THE DATA:
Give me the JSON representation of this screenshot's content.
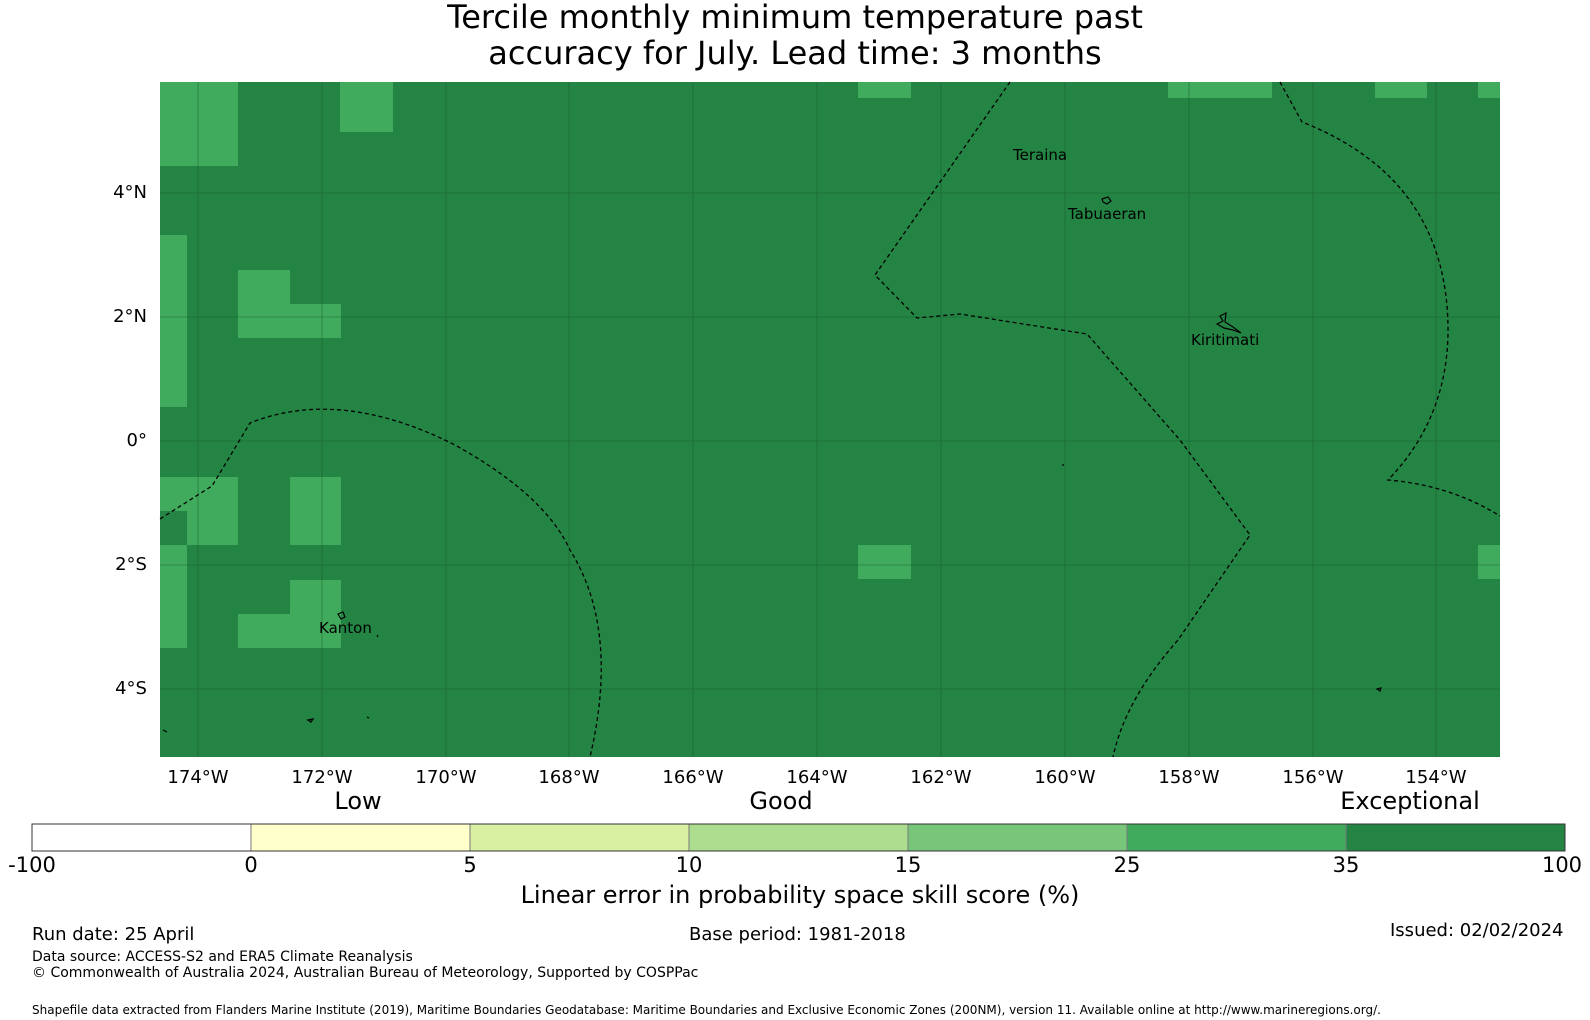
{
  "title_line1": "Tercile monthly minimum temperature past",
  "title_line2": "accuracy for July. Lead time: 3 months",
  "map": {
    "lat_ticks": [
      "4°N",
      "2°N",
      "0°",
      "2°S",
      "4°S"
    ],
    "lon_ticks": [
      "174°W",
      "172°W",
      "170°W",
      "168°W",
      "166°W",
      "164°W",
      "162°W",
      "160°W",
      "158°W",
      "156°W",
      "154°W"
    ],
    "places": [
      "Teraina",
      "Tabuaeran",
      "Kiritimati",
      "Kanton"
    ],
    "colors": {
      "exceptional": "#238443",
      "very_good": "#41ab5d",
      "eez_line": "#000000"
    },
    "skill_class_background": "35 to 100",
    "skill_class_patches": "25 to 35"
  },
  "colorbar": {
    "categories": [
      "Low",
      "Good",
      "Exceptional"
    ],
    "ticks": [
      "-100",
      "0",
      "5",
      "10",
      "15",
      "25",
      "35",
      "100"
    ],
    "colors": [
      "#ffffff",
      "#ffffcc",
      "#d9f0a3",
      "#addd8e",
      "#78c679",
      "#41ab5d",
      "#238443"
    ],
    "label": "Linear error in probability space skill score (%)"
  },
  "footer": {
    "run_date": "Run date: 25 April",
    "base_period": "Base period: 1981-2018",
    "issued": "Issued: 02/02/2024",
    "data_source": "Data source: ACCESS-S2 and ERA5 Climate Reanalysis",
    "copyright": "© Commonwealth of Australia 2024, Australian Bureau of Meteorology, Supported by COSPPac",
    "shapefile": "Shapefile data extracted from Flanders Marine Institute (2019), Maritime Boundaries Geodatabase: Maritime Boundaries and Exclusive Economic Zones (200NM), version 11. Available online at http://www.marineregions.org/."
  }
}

STATED GOAL: Leave the images out, please, and restate each line word for word.

COMPLETE RESPONSE:
Give me the JSON representation of this screenshot's content.
{
  "title_line1": "Tercile monthly minimum temperature past",
  "title_line2": "accuracy for July. Lead time: 3 months",
  "map": {
    "lat_ticks": [
      "4°N",
      "2°N",
      "0°",
      "2°S",
      "4°S"
    ],
    "lon_ticks": [
      "174°W",
      "172°W",
      "170°W",
      "168°W",
      "166°W",
      "164°W",
      "162°W",
      "160°W",
      "158°W",
      "156°W",
      "154°W"
    ],
    "places": [
      "Teraina",
      "Tabuaeran",
      "Kiritimati",
      "Kanton"
    ],
    "colors": {
      "exceptional": "#238443",
      "very_good": "#41ab5d",
      "eez_line": "#000000"
    },
    "skill_class_background": "35 to 100",
    "skill_class_patches": "25 to 35"
  },
  "colorbar": {
    "categories": [
      "Low",
      "Good",
      "Exceptional"
    ],
    "ticks": [
      "-100",
      "0",
      "5",
      "10",
      "15",
      "25",
      "35",
      "100"
    ],
    "colors": [
      "#ffffff",
      "#ffffcc",
      "#d9f0a3",
      "#addd8e",
      "#78c679",
      "#41ab5d",
      "#238443"
    ],
    "label": "Linear error in probability space skill score (%)"
  },
  "footer": {
    "run_date": "Run date: 25 April",
    "base_period": "Base period: 1981-2018",
    "issued": "Issued: 02/02/2024",
    "data_source": "Data source: ACCESS-S2 and ERA5 Climate Reanalysis",
    "copyright": "© Commonwealth of Australia 2024, Australian Bureau of Meteorology, Supported by COSPPac",
    "shapefile": "Shapefile data extracted from Flanders Marine Institute (2019), Maritime Boundaries Geodatabase: Maritime Boundaries and Exclusive Economic Zones (200NM), version 11. Available online at http://www.marineregions.org/."
  }
}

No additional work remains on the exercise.